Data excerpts
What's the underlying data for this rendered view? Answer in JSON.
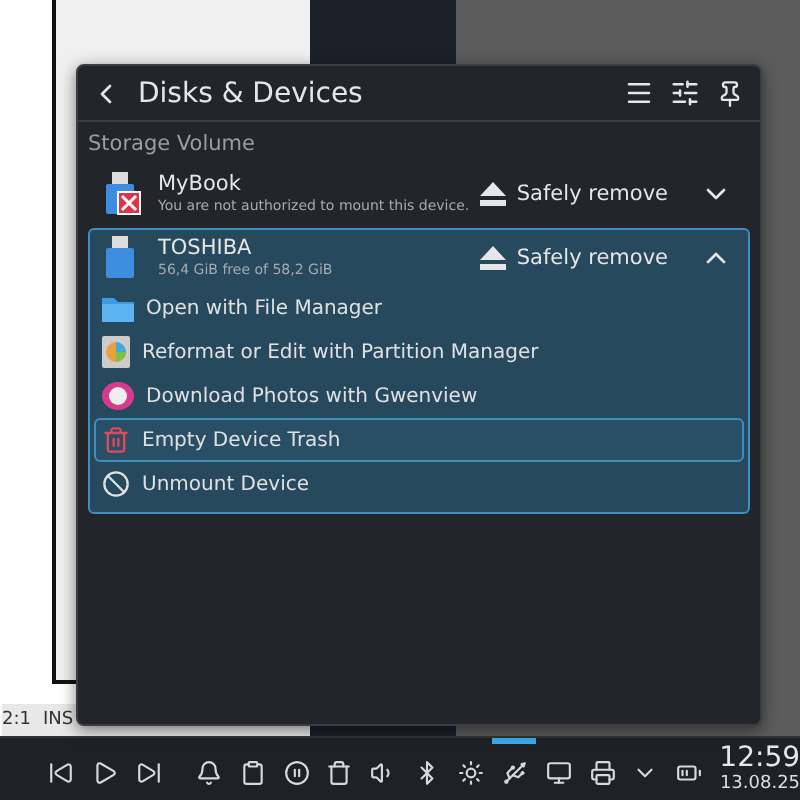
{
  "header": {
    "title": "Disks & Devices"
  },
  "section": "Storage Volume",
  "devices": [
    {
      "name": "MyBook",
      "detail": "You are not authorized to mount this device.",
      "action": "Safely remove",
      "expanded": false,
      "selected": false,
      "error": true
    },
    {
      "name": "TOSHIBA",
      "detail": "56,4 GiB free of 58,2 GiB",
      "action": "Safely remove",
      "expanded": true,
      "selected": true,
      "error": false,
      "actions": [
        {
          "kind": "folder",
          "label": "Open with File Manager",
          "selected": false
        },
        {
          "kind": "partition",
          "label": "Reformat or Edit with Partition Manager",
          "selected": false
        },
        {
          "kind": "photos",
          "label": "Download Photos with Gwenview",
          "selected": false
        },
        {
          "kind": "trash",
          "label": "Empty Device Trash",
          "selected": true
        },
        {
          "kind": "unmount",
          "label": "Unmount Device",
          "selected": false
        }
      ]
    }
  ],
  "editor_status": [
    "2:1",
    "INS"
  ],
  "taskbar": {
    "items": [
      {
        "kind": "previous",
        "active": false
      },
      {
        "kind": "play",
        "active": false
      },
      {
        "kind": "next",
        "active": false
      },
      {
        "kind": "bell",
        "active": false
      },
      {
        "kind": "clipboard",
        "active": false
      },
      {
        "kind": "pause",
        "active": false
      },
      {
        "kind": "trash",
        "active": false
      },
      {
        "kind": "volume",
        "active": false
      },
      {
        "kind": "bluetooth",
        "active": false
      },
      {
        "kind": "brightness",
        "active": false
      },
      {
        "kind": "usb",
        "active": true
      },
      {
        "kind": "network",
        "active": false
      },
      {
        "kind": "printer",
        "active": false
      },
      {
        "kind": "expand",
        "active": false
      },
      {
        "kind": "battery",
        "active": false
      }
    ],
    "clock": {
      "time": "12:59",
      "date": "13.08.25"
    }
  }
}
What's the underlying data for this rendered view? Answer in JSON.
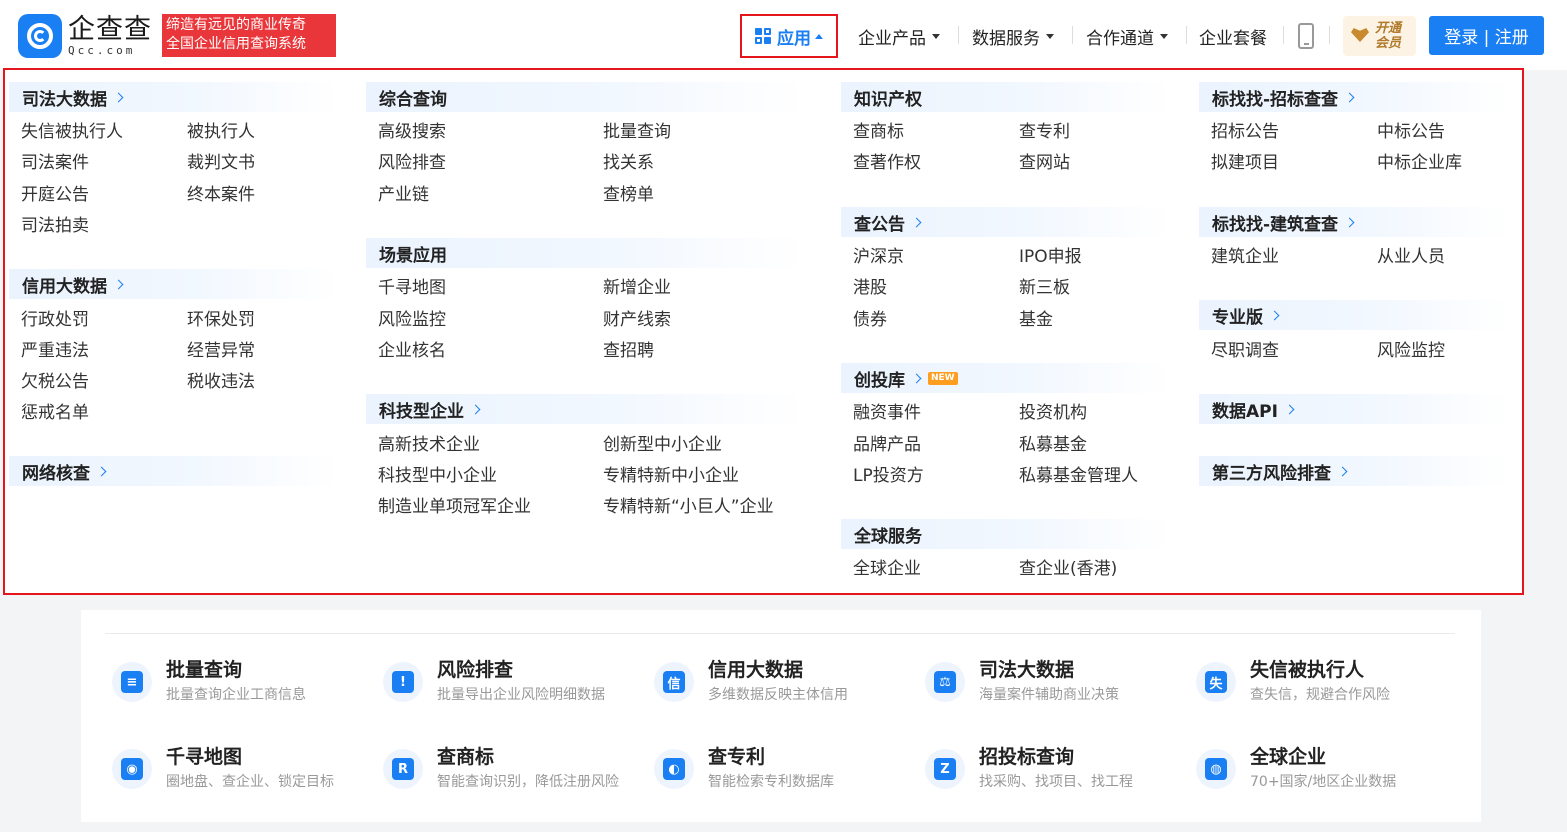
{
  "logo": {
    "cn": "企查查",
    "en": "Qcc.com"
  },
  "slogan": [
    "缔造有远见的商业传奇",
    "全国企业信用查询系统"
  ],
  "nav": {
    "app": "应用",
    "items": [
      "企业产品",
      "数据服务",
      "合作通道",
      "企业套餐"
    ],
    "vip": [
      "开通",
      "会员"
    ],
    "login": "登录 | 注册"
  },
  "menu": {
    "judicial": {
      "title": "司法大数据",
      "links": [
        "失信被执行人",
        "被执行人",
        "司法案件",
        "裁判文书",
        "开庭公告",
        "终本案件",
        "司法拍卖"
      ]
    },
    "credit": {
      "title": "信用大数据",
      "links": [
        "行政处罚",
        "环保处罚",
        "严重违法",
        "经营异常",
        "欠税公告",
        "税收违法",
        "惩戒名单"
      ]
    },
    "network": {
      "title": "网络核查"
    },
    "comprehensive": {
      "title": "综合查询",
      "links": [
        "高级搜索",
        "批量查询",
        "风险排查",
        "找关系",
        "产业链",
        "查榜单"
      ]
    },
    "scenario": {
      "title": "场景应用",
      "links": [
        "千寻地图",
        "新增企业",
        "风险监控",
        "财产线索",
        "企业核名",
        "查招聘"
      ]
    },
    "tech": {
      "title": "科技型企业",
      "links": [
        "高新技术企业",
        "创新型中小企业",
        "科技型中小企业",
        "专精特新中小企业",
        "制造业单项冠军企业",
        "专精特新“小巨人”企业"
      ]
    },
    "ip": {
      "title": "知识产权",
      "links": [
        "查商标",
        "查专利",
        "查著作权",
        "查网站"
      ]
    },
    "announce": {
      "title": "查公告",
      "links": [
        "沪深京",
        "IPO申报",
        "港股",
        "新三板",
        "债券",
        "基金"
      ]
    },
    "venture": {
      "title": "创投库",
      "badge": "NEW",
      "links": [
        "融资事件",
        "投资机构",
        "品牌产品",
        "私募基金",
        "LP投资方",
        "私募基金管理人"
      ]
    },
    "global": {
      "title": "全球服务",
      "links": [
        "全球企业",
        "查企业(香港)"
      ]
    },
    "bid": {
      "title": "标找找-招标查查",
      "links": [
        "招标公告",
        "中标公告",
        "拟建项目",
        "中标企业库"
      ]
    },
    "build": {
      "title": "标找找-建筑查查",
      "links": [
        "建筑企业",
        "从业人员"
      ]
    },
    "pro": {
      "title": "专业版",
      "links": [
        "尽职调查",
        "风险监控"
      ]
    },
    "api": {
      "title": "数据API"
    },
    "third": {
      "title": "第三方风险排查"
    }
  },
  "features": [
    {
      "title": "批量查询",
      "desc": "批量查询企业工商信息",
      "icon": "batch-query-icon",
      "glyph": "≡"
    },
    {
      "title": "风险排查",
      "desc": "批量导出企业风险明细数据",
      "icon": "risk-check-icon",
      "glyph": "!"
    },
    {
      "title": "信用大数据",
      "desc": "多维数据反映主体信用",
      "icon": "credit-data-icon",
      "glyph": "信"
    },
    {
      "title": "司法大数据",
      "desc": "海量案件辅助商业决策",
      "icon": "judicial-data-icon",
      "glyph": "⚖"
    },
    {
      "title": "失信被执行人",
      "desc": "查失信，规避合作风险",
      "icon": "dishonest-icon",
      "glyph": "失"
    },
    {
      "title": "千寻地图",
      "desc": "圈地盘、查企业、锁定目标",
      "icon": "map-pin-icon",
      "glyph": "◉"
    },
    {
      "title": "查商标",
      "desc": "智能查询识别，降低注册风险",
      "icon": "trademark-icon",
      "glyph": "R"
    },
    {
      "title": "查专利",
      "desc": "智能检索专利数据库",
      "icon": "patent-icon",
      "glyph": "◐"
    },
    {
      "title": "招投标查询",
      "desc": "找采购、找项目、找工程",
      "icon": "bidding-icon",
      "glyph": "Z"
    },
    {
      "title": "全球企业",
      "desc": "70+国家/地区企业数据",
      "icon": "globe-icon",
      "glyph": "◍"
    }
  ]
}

-- AIM OF THE EXERCISE --
Copy all of the entries verbatim, leaving out any pictures they contain.

-- CORRECT OUTPUT --
What's the underlying data for this rendered view? Answer in JSON.
{
  "header": {
    "title": "Disks & Devices"
  },
  "section": "Storage Volume",
  "devices": [
    {
      "name": "MyBook",
      "detail": "You are not authorized to mount this device.",
      "action": "Safely remove",
      "expanded": false,
      "selected": false,
      "error": true
    },
    {
      "name": "TOSHIBA",
      "detail": "56,4 GiB free of 58,2 GiB",
      "action": "Safely remove",
      "expanded": true,
      "selected": true,
      "error": false,
      "actions": [
        {
          "kind": "folder",
          "label": "Open with File Manager",
          "selected": false
        },
        {
          "kind": "partition",
          "label": "Reformat or Edit with Partition Manager",
          "selected": false
        },
        {
          "kind": "photos",
          "label": "Download Photos with Gwenview",
          "selected": false
        },
        {
          "kind": "trash",
          "label": "Empty Device Trash",
          "selected": true
        },
        {
          "kind": "unmount",
          "label": "Unmount Device",
          "selected": false
        }
      ]
    }
  ],
  "editor_status": [
    "2:1",
    "INS"
  ],
  "taskbar": {
    "items": [
      {
        "kind": "previous",
        "active": false
      },
      {
        "kind": "play",
        "active": false
      },
      {
        "kind": "next",
        "active": false
      },
      {
        "kind": "bell",
        "active": false
      },
      {
        "kind": "clipboard",
        "active": false
      },
      {
        "kind": "pause",
        "active": false
      },
      {
        "kind": "trash",
        "active": false
      },
      {
        "kind": "volume",
        "active": false
      },
      {
        "kind": "bluetooth",
        "active": false
      },
      {
        "kind": "brightness",
        "active": false
      },
      {
        "kind": "usb",
        "active": true
      },
      {
        "kind": "network",
        "active": false
      },
      {
        "kind": "printer",
        "active": false
      },
      {
        "kind": "expand",
        "active": false
      },
      {
        "kind": "battery",
        "active": false
      }
    ],
    "clock": {
      "time": "12:59",
      "date": "13.08.25"
    }
  }
}
What's the underlying data for this rendered view? Answer in JSON.
{
  "logo": {
    "cn": "企查查",
    "en": "Qcc.com"
  },
  "slogan": [
    "缔造有远见的商业传奇",
    "全国企业信用查询系统"
  ],
  "nav": {
    "app": "应用",
    "items": [
      "企业产品",
      "数据服务",
      "合作通道",
      "企业套餐"
    ],
    "vip": [
      "开通",
      "会员"
    ],
    "login": "登录 | 注册"
  },
  "menu": {
    "judicial": {
      "title": "司法大数据",
      "links": [
        "失信被执行人",
        "被执行人",
        "司法案件",
        "裁判文书",
        "开庭公告",
        "终本案件",
        "司法拍卖"
      ]
    },
    "credit": {
      "title": "信用大数据",
      "links": [
        "行政处罚",
        "环保处罚",
        "严重违法",
        "经营异常",
        "欠税公告",
        "税收违法",
        "惩戒名单"
      ]
    },
    "network": {
      "title": "网络核查"
    },
    "comprehensive": {
      "title": "综合查询",
      "links": [
        "高级搜索",
        "批量查询",
        "风险排查",
        "找关系",
        "产业链",
        "查榜单"
      ]
    },
    "scenario": {
      "title": "场景应用",
      "links": [
        "千寻地图",
        "新增企业",
        "风险监控",
        "财产线索",
        "企业核名",
        "查招聘"
      ]
    },
    "tech": {
      "title": "科技型企业",
      "links": [
        "高新技术企业",
        "创新型中小企业",
        "科技型中小企业",
        "专精特新中小企业",
        "制造业单项冠军企业",
        "专精特新“小巨人”企业"
      ]
    },
    "ip": {
      "title": "知识产权",
      "links": [
        "查商标",
        "查专利",
        "查著作权",
        "查网站"
      ]
    },
    "announce": {
      "title": "查公告",
      "links": [
        "沪深京",
        "IPO申报",
        "港股",
        "新三板",
        "债券",
        "基金"
      ]
    },
    "venture": {
      "title": "创投库",
      "badge": "NEW",
      "links": [
        "融资事件",
        "投资机构",
        "品牌产品",
        "私募基金",
        "LP投资方",
        "私募基金管理人"
      ]
    },
    "global": {
      "title": "全球服务",
      "links": [
        "全球企业",
        "查企业(香港)"
      ]
    },
    "bid": {
      "title": "标找找-招标查查",
      "links": [
        "招标公告",
        "中标公告",
        "拟建项目",
        "中标企业库"
      ]
    },
    "build": {
      "title": "标找找-建筑查查",
      "links": [
        "建筑企业",
        "从业人员"
      ]
    },
    "pro": {
      "title": "专业版",
      "links": [
        "尽职调查",
        "风险监控"
      ]
    },
    "api": {
      "title": "数据API"
    },
    "third": {
      "title": "第三方风险排查"
    }
  },
  "features": [
    {
      "title": "批量查询",
      "desc": "批量查询企业工商信息",
      "icon": "batch-query-icon",
      "glyph": "≡"
    },
    {
      "title": "风险排查",
      "desc": "批量导出企业风险明细数据",
      "icon": "risk-check-icon",
      "glyph": "!"
    },
    {
      "title": "信用大数据",
      "desc": "多维数据反映主体信用",
      "icon": "credit-data-icon",
      "glyph": "信"
    },
    {
      "title": "司法大数据",
      "desc": "海量案件辅助商业决策",
      "icon": "judicial-data-icon",
      "glyph": "⚖"
    },
    {
      "title": "失信被执行人",
      "desc": "查失信，规避合作风险",
      "icon": "dishonest-icon",
      "glyph": "失"
    },
    {
      "title": "千寻地图",
      "desc": "圈地盘、查企业、锁定目标",
      "icon": "map-pin-icon",
      "glyph": "◉"
    },
    {
      "title": "查商标",
      "desc": "智能查询识别，降低注册风险",
      "icon": "trademark-icon",
      "glyph": "R"
    },
    {
      "title": "查专利",
      "desc": "智能检索专利数据库",
      "icon": "patent-icon",
      "glyph": "◐"
    },
    {
      "title": "招投标查询",
      "desc": "找采购、找项目、找工程",
      "icon": "bidding-icon",
      "glyph": "Z"
    },
    {
      "title": "全球企业",
      "desc": "70+国家/地区企业数据",
      "icon": "globe-icon",
      "glyph": "◍"
    }
  ]
}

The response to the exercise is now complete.